begin RECORDS SHOWN
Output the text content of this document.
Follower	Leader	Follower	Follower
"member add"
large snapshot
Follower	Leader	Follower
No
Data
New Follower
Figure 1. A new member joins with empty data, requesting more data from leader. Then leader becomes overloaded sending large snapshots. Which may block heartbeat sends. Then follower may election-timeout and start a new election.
end RECORDS SHOWN
[YOUR GOAL]: Where does the word "member" appear in the listing? List each line that holds it.

[EXERCISE SOLUTION]:
"member add"
Figure 1. A new member joins with empty data, requesting more data from leader. Then leader becomes overloaded sending large snapshots. Which may block heartbeat sends. Then follower may election-timeout and start a new election.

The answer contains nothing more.